RECORDS FOR THIS EXERCISE:
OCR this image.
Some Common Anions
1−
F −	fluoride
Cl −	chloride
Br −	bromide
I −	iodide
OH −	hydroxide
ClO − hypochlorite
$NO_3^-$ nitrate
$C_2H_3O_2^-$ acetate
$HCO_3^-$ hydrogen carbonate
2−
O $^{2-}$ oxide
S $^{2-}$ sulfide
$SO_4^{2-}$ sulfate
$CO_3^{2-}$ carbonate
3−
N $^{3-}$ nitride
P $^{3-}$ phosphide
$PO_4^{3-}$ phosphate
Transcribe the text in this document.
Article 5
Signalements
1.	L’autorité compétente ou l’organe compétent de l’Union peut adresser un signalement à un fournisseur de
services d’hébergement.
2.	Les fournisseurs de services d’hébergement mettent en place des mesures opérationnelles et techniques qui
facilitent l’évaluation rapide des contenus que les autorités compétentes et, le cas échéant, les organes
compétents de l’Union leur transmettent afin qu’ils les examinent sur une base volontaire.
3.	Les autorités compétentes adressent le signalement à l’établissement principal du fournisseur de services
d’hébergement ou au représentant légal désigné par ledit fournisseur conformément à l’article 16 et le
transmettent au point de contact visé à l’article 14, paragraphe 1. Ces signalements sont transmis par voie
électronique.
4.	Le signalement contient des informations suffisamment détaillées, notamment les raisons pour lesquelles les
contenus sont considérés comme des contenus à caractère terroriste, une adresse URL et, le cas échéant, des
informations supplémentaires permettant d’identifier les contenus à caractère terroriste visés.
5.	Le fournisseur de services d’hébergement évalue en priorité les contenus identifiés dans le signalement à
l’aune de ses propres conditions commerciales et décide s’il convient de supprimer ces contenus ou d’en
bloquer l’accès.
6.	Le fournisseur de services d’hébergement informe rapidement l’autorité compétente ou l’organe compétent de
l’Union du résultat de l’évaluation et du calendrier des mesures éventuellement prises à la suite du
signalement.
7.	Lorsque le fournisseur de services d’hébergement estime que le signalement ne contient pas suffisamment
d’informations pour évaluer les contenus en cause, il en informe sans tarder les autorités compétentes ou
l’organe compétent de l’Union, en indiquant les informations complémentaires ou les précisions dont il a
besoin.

EXERCISE BRIEF: Work out the count of lines containing the word "échéant", then write only that count.

ANSWER TO THE TASK: 2